_TO DO_:
1. From the discussion of AI in entertainment, list everything that the text says originality takes.
2. In the discussion of AI in entertainment, what does library verticalization turn finished work into?
3. Rewrite the stretch from "Pat this is" through "have a vote?" in the discussion of AI in entertainment, putting "contracts" in place of "deals".

Pat this is the part most writers will not see coming. Library verticalization turns finished work into raw material for an AI repackaging pipeline. Most older distribution deals do not contemplate algorithmic reshaping into short vertical cuts. The reuse rights language is set for broadcast and streaming. The pay structure was written for a use case that no longer exists. Are any of these RoseBerry deals retroactive on existing library content where the original creators have a vote?

Abhijeet Aade

Pat Alexander Exactly and I think that’s the part people often ignore when discussing AI in entertainment: audiences haven’t actually stopped responding to quality.

When something feels genuinely original, emotionally honest, or artistically ambitious, people still show up for it in massive numbers. We’ve seen that repeatedly. The issue is that originality takes risk, patience, taste, and real creative effort and those are much harder to scale than fast, algorithm-friendly content.

What worries me isn’t AI itself as a tool. It’s the possibility of industries becoming increasingly comfortable optimizing for speed, familiarity, and passive consumption instead of meaningful storytelling.

_DATASET RECORDS_:
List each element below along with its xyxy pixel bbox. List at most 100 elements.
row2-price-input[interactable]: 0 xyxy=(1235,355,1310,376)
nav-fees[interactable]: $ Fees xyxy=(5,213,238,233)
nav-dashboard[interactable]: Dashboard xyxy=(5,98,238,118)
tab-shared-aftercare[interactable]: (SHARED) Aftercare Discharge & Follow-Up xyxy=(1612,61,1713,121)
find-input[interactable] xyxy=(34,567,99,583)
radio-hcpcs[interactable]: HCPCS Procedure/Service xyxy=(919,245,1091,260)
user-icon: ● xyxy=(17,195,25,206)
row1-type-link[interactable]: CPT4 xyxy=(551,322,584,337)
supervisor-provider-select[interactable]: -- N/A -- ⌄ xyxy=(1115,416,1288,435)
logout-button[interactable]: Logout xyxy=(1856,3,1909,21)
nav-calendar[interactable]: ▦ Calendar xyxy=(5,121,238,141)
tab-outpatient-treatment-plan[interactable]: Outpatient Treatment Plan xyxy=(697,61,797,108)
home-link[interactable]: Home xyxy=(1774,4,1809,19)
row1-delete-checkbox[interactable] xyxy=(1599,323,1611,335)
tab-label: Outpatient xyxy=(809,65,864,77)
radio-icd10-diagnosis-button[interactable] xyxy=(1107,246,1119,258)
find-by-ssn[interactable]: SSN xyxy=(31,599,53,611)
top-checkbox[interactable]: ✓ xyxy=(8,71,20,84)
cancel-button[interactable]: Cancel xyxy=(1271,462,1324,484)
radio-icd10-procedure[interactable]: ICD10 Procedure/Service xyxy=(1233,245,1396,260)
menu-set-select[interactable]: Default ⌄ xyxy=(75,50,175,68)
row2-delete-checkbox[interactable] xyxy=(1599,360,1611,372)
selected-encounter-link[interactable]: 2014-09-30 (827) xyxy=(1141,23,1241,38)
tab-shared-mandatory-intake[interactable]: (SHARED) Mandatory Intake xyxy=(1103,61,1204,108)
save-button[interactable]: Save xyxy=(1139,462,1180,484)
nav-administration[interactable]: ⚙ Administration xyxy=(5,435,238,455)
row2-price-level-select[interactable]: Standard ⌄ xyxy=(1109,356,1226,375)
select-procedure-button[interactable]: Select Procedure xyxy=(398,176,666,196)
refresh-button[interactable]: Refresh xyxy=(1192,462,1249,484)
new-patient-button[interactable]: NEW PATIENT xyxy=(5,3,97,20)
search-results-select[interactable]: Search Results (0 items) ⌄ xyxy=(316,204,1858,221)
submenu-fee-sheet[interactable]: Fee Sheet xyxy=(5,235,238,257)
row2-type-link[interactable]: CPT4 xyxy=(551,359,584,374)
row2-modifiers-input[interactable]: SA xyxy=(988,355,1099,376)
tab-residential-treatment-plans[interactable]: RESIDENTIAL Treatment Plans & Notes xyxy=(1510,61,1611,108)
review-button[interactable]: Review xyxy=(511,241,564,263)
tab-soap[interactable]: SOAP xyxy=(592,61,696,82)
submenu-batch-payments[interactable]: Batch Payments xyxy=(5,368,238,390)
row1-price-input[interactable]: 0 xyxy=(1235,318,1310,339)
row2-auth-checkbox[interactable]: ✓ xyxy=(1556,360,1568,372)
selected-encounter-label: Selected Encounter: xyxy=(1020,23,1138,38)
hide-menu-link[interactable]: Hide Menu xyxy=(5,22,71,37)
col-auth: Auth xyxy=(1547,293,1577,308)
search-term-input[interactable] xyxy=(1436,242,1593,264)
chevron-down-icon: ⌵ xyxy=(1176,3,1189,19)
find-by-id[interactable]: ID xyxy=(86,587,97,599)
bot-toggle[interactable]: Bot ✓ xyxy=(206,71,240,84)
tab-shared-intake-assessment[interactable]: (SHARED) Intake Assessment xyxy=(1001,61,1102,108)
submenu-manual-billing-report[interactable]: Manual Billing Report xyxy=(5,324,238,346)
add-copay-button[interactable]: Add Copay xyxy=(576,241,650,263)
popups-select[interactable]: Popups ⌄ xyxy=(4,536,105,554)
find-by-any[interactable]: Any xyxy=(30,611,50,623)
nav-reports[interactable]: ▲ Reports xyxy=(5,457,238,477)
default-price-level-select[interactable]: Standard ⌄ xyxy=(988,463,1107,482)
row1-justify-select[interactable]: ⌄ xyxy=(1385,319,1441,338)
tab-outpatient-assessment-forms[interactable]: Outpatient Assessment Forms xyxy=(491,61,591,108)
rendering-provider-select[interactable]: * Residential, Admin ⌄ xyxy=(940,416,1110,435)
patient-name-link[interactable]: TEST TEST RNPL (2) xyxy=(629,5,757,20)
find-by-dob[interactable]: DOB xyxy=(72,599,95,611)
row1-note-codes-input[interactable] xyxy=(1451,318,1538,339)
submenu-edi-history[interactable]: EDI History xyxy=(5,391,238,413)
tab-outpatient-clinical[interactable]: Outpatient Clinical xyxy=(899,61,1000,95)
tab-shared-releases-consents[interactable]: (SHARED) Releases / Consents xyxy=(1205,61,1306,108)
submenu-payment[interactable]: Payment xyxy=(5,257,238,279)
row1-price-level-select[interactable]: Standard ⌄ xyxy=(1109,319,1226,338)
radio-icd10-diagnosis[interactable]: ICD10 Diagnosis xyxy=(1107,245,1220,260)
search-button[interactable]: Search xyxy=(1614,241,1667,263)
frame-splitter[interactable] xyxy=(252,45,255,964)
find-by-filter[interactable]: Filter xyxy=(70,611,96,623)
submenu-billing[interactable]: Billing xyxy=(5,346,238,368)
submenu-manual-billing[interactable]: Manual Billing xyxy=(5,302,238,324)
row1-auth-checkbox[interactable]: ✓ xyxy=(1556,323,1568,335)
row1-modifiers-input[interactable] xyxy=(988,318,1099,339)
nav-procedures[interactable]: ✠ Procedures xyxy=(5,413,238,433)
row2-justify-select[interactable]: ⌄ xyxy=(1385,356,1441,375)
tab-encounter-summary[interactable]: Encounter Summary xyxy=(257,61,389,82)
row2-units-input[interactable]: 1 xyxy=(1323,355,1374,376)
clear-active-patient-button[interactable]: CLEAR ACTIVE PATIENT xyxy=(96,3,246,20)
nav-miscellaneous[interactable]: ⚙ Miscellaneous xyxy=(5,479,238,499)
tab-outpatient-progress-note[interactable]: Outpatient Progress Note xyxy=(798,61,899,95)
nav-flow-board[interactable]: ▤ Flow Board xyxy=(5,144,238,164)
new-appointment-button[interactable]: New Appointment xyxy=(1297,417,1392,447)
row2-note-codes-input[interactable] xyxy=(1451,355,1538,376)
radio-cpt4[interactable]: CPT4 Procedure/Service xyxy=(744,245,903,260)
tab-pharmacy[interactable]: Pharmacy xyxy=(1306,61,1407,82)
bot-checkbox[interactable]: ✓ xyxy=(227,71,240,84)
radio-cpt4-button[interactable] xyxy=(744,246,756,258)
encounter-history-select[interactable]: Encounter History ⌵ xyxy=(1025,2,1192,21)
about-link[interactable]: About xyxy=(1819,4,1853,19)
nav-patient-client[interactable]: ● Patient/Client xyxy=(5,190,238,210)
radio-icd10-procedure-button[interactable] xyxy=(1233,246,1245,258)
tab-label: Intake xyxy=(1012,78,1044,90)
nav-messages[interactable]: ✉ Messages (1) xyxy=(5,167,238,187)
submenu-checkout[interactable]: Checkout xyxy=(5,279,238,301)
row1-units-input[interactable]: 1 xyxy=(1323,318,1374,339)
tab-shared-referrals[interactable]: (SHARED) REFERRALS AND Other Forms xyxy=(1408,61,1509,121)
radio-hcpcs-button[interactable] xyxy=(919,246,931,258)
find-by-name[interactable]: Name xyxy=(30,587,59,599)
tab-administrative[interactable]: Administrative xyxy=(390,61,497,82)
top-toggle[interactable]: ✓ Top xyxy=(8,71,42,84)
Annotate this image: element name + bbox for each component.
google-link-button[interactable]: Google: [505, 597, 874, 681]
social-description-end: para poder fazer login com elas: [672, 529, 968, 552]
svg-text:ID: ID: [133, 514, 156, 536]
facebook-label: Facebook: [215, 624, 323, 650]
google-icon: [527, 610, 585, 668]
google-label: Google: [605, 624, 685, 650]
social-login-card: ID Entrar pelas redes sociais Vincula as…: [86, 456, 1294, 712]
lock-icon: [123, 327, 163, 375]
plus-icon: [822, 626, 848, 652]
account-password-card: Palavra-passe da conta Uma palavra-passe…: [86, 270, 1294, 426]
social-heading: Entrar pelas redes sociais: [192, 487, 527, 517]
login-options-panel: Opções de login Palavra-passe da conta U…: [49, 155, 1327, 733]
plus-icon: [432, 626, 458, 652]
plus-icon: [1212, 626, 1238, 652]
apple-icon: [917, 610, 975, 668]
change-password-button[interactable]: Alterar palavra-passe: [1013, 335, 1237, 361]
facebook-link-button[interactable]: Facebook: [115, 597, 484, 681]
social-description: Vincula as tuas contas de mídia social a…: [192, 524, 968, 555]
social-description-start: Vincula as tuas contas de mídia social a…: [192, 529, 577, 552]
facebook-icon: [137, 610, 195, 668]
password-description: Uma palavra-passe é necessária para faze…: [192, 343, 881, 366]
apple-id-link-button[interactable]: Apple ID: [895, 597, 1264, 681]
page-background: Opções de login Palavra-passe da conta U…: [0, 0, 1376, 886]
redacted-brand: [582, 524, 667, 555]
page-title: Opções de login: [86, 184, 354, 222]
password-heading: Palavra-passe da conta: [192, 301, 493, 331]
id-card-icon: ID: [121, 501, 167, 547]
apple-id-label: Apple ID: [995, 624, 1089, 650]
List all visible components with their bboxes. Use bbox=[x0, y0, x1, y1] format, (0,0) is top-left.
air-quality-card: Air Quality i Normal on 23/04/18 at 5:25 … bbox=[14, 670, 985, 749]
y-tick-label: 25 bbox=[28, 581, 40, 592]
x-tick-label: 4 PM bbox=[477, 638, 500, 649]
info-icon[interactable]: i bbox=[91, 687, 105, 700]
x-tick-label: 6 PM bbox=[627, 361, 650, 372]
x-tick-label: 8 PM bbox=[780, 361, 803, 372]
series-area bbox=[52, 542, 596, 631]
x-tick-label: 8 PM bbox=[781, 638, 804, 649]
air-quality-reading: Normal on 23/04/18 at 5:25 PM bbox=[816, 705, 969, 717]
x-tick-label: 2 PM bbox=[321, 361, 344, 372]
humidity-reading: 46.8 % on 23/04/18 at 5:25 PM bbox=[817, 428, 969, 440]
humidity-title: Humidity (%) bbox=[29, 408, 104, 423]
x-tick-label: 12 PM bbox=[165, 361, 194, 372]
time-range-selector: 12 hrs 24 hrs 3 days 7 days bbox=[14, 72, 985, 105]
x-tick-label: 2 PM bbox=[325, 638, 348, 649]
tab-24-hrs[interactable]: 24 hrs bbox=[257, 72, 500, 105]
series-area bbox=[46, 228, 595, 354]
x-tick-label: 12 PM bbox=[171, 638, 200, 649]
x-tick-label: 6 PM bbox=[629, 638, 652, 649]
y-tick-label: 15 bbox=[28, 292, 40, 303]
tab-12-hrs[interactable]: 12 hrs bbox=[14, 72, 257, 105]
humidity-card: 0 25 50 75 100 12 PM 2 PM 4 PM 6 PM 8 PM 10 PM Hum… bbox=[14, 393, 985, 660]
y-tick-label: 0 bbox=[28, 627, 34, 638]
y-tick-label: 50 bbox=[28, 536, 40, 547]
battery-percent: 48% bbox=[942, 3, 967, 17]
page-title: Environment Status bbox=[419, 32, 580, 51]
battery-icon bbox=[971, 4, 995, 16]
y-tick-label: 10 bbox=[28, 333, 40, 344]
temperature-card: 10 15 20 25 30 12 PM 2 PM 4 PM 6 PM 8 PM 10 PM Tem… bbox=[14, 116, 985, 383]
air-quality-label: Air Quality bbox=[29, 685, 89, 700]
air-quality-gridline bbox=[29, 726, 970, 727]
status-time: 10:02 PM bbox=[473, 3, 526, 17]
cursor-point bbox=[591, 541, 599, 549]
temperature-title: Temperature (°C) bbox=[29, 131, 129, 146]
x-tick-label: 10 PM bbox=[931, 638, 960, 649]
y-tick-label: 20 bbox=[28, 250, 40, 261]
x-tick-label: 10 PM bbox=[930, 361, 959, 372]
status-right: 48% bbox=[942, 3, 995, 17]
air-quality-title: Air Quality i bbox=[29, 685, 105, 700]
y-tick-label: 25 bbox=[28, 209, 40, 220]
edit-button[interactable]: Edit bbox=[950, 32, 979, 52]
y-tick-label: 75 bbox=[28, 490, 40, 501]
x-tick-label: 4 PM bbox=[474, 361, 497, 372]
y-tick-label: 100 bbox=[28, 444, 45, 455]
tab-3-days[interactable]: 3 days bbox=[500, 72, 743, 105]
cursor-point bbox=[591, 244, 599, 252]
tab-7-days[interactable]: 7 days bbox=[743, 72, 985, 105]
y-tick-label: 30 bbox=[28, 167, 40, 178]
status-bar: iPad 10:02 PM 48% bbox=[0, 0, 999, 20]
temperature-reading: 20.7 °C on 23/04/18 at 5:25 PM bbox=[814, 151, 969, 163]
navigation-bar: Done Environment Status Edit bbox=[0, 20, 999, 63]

_EXPECTED OUTPUTS_:
1. risk, patience, taste, real creative effort

2. Raw material for an AI repackaging pipeline.

3.
Pat this is the part most writers will not see coming. Library verticalization turns finished work into raw material for an AI repackaging pipeline. Most older distribution contracts do not contemplate algorithmic reshaping into short vertical cuts. The reuse rights language is set for broadcast and streaming. The pay structure was written for a use case that no longer exists. Are any of these RoseBerry contracts retroactive on existing library content where the original creators have a vote?